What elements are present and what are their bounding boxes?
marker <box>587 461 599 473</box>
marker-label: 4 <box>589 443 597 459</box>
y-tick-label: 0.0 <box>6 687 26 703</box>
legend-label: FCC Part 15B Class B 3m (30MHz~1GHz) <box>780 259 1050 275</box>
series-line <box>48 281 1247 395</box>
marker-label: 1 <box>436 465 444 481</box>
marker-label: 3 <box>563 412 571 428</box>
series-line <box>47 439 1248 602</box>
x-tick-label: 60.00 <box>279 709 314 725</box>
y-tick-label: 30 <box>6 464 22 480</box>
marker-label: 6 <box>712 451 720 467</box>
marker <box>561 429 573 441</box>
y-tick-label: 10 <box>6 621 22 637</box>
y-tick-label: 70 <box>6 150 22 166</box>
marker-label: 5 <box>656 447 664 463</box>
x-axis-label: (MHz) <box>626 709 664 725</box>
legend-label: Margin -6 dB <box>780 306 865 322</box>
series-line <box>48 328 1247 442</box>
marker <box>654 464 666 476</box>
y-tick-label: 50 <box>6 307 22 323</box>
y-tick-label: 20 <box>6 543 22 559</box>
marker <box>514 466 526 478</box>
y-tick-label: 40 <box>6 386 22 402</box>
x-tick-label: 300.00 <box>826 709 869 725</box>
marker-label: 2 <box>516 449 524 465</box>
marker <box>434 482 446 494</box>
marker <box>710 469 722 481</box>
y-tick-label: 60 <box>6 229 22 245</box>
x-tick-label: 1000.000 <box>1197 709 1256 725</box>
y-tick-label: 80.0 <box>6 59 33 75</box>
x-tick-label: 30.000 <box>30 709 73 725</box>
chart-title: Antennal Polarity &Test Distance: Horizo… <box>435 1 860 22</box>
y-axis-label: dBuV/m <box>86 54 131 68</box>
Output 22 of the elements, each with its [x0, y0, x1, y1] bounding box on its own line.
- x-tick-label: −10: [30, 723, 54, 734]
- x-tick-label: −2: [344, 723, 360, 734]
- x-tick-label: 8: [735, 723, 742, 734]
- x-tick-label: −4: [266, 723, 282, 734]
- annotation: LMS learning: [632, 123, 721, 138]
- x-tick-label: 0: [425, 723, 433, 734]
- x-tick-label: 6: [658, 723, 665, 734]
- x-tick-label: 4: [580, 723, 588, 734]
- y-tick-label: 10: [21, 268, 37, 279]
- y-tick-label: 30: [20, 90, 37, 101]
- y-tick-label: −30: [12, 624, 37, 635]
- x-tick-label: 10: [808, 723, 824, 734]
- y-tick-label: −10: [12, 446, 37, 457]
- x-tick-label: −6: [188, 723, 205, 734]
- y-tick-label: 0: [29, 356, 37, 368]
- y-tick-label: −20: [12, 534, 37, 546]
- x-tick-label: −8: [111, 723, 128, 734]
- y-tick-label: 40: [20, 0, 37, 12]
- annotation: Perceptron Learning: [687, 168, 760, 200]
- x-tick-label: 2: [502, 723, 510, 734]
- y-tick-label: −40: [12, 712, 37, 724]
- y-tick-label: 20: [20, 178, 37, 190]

The exercise: Copy all of the data above word for word.

Task response:
What elements are present and what are their bounding boxes?
marker <box>587 461 599 473</box>
marker-label: 4 <box>589 443 597 459</box>
y-tick-label: 0.0 <box>6 687 26 703</box>
legend-label: FCC Part 15B Class B 3m (30MHz~1GHz) <box>780 259 1050 275</box>
series-line <box>48 281 1247 395</box>
marker-label: 1 <box>436 465 444 481</box>
marker-label: 3 <box>563 412 571 428</box>
series-line <box>47 439 1248 602</box>
x-tick-label: 60.00 <box>279 709 314 725</box>
y-tick-label: 30 <box>6 464 22 480</box>
marker-label: 6 <box>712 451 720 467</box>
marker <box>561 429 573 441</box>
y-tick-label: 10 <box>6 621 22 637</box>
y-tick-label: 70 <box>6 150 22 166</box>
marker-label: 5 <box>656 447 664 463</box>
x-axis-label: (MHz) <box>626 709 664 725</box>
legend-label: Margin -6 dB <box>780 306 865 322</box>
series-line <box>48 328 1247 442</box>
marker <box>654 464 666 476</box>
y-tick-label: 50 <box>6 307 22 323</box>
y-tick-label: 20 <box>6 543 22 559</box>
marker <box>514 466 526 478</box>
y-tick-label: 40 <box>6 386 22 402</box>
x-tick-label: 300.00 <box>826 709 869 725</box>
marker-label: 2 <box>516 449 524 465</box>
marker <box>434 482 446 494</box>
marker <box>710 469 722 481</box>
y-tick-label: 60 <box>6 229 22 245</box>
x-tick-label: 1000.000 <box>1197 709 1256 725</box>
y-tick-label: 80.0 <box>6 59 33 75</box>
x-tick-label: 30.000 <box>30 709 73 725</box>
chart-title: Antennal Polarity &Test Distance: Horizo… <box>435 1 860 22</box>
y-axis-label: dBuV/m <box>86 54 131 68</box>
Output 22 of the elements, each with its [x0, y0, x1, y1] bounding box on its own line.
- x-tick-label: −10: [30, 723, 54, 734]
- x-tick-label: −2: [344, 723, 360, 734]
- x-tick-label: 8: [735, 723, 742, 734]
- x-tick-label: −4: [266, 723, 282, 734]
- annotation: LMS learning: [632, 123, 721, 138]
- x-tick-label: 0: [425, 723, 433, 734]
- x-tick-label: 6: [658, 723, 665, 734]
- x-tick-label: 4: [580, 723, 588, 734]
- y-tick-label: 10: [21, 268, 37, 279]
- y-tick-label: 30: [20, 90, 37, 101]
- y-tick-label: −30: [12, 624, 37, 635]
- x-tick-label: 10: [808, 723, 824, 734]
- y-tick-label: −10: [12, 446, 37, 457]
- x-tick-label: −6: [188, 723, 205, 734]
- y-tick-label: 0: [29, 356, 37, 368]
- y-tick-label: −20: [12, 534, 37, 546]
- x-tick-label: −8: [111, 723, 128, 734]
- y-tick-label: 40: [20, 0, 37, 12]
- annotation: Perceptron Learning: [687, 168, 760, 200]
- x-tick-label: 2: [502, 723, 510, 734]
- y-tick-label: −40: [12, 712, 37, 724]
- y-tick-label: 20: [20, 178, 37, 190]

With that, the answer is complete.